### Dataset rows ###

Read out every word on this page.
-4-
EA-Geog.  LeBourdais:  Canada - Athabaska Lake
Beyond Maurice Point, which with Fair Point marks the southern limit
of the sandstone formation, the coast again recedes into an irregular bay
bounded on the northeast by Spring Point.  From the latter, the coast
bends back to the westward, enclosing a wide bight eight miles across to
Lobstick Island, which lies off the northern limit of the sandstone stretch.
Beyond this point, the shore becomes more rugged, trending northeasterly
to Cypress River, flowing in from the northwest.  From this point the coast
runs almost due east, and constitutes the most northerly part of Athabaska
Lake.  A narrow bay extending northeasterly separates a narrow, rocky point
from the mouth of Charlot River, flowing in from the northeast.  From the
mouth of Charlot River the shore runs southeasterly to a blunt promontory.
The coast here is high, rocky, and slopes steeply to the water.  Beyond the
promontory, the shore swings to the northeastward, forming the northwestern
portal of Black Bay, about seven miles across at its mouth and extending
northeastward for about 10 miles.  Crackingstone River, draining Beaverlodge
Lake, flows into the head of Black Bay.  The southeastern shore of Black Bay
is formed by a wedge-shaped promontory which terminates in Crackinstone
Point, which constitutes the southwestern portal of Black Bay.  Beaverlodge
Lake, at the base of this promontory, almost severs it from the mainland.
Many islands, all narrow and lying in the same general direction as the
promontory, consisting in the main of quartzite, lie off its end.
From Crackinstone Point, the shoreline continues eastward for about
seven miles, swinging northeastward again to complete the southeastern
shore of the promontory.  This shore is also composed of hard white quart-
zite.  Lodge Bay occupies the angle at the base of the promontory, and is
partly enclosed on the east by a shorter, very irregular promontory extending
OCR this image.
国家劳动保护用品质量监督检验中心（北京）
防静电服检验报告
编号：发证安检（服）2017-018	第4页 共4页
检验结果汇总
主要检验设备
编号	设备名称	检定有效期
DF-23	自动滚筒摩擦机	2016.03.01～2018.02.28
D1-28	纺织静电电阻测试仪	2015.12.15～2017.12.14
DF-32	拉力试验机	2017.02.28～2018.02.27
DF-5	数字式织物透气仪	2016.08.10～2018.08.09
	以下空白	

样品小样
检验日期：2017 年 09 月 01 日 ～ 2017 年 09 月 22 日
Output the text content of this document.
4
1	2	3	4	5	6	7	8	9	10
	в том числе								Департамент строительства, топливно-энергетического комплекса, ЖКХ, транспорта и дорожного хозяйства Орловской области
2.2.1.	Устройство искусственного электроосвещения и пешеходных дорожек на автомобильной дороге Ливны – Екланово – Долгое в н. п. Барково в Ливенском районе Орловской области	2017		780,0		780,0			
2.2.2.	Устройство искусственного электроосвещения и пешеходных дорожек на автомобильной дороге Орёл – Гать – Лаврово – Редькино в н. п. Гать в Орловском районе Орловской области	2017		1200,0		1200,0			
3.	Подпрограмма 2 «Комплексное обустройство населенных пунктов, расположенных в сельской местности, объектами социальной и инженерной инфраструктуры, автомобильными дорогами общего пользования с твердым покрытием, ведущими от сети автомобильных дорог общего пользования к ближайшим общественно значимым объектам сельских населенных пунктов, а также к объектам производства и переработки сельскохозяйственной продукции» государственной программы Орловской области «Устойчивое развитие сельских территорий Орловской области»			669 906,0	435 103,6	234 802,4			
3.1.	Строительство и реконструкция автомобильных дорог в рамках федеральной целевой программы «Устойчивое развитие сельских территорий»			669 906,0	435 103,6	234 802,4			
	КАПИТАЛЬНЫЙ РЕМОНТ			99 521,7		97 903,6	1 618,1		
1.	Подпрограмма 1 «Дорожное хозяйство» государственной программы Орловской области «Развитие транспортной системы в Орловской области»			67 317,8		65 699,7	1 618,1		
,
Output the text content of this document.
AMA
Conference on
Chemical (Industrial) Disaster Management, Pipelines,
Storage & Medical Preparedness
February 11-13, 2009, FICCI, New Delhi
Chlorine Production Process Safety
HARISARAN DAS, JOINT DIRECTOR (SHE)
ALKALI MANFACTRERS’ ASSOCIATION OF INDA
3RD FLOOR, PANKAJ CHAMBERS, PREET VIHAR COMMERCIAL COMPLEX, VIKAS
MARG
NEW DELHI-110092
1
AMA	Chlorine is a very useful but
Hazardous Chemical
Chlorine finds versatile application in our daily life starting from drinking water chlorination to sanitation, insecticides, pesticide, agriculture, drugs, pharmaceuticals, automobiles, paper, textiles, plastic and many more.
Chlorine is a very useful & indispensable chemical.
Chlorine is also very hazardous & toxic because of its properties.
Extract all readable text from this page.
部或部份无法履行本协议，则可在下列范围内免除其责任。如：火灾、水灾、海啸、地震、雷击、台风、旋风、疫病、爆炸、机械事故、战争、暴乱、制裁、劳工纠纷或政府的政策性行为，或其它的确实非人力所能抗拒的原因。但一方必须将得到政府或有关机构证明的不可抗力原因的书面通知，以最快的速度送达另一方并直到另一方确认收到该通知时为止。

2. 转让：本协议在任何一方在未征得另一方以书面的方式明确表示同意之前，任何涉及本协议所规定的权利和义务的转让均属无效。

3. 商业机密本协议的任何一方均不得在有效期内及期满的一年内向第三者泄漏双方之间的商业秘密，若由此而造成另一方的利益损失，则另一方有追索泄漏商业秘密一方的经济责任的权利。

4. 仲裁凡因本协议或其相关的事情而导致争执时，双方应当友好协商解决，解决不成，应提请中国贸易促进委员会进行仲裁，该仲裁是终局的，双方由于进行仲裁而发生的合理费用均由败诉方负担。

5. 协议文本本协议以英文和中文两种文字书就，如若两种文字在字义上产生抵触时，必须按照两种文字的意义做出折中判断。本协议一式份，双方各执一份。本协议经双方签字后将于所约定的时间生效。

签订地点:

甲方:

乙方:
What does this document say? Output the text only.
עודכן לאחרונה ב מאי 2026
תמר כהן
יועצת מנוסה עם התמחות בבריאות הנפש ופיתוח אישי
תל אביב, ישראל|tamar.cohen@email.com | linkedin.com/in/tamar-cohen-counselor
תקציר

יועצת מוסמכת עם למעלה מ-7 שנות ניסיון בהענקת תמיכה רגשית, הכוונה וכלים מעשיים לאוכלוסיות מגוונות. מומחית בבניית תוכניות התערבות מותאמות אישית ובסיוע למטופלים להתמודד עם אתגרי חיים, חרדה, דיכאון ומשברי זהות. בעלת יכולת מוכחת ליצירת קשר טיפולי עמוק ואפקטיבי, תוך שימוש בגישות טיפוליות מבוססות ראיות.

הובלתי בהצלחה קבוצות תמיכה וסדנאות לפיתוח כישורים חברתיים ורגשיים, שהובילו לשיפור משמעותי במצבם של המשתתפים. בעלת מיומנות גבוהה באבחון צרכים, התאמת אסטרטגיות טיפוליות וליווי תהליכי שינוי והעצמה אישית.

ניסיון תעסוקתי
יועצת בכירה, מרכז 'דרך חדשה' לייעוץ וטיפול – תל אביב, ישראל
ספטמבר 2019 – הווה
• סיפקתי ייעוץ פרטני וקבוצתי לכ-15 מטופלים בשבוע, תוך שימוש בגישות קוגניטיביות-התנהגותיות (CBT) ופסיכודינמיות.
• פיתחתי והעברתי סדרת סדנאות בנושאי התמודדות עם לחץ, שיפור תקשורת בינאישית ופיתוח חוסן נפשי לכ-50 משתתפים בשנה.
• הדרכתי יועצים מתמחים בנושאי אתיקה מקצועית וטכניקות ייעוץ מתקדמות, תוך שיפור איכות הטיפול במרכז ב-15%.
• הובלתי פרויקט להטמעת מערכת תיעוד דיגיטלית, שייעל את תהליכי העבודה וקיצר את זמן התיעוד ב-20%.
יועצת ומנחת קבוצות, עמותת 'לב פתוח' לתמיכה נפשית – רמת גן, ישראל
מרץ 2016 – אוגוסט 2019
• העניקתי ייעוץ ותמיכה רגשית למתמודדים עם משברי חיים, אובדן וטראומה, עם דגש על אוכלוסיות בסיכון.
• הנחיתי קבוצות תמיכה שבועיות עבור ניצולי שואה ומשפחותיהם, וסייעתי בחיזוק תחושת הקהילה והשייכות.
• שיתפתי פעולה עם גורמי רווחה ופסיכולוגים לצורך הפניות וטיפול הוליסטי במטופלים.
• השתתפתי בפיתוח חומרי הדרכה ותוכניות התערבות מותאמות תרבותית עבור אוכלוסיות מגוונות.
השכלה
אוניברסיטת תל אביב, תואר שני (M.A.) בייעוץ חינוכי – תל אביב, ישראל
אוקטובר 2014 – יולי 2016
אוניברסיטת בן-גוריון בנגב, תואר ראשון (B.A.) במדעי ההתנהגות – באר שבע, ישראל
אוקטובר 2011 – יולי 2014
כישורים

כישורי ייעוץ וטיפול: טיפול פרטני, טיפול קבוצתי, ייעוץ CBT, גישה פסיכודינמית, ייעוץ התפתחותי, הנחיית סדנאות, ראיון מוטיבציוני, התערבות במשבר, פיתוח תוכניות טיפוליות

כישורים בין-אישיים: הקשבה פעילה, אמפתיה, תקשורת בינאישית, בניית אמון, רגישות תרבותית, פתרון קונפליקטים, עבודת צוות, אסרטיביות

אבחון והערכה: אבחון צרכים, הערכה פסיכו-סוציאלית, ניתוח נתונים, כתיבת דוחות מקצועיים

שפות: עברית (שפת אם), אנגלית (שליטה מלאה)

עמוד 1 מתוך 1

###

→ Directive:
Go through the records and copy each line with "seven" in it.

→ Answer to the problem:
portal of Black Bay, about seven miles across at its mouth and extending
seven miles, swinging northeastward again to complete the southeastern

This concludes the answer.